## Given task
In full and without alteration, give the listing again.

(Rows from a figure dataset)
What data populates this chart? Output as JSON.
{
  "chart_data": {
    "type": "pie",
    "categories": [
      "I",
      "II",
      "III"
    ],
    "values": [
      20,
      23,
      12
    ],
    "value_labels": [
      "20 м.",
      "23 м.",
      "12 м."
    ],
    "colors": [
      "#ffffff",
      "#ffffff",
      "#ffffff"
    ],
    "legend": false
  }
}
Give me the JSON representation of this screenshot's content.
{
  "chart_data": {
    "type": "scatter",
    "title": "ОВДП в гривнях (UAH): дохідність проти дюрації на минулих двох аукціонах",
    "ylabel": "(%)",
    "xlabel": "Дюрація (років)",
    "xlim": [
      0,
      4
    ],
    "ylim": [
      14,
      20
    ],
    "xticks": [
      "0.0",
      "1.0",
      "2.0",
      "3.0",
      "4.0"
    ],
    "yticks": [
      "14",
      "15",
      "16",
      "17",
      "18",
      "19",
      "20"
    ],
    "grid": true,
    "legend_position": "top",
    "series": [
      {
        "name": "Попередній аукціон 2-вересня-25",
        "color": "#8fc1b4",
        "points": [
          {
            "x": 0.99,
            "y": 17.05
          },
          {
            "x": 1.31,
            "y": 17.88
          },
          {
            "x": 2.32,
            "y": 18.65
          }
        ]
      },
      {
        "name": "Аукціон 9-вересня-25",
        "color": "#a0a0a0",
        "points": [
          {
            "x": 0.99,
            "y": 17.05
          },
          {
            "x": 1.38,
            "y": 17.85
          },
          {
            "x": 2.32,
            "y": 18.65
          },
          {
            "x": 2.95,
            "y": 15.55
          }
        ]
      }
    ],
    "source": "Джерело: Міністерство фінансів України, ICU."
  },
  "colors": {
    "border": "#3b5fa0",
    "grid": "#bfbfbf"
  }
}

## Result of the task
What data populates this chart? Output as JSON.
{
  "chart_data": {
    "type": "pie",
    "categories": [
      "I",
      "II",
      "III"
    ],
    "values": [
      20,
      23,
      12
    ],
    "value_labels": [
      "20 м.",
      "23 м.",
      "12 м."
    ],
    "colors": [
      "#ffffff",
      "#ffffff",
      "#ffffff"
    ],
    "legend": false
  }
}
Give me the JSON representation of this screenshot's content.
{
  "chart_data": {
    "type": "scatter",
    "title": "ОВДП в гривнях (UAH): дохідність проти дюрації на минулих двох аукціонах",
    "ylabel": "(%)",
    "xlabel": "Дюрація (років)",
    "xlim": [
      0,
      4
    ],
    "ylim": [
      14,
      20
    ],
    "xticks": [
      "0.0",
      "1.0",
      "2.0",
      "3.0",
      "4.0"
    ],
    "yticks": [
      "14",
      "15",
      "16",
      "17",
      "18",
      "19",
      "20"
    ],
    "grid": true,
    "legend_position": "top",
    "series": [
      {
        "name": "Попередній аукціон 2-вересня-25",
        "color": "#8fc1b4",
        "points": [
          {
            "x": 0.99,
            "y": 17.05
          },
          {
            "x": 1.31,
            "y": 17.88
          },
          {
            "x": 2.32,
            "y": 18.65
          }
        ]
      },
      {
        "name": "Аукціон 9-вересня-25",
        "color": "#a0a0a0",
        "points": [
          {
            "x": 0.99,
            "y": 17.05
          },
          {
            "x": 1.38,
            "y": 17.85
          },
          {
            "x": 2.32,
            "y": 18.65
          },
          {
            "x": 2.95,
            "y": 15.55
          }
        ]
      }
    ],
    "source": "Джерело: Міністерство фінансів України, ICU."
  },
  "colors": {
    "border": "#3b5fa0",
    "grid": "#bfbfbf"
  }
}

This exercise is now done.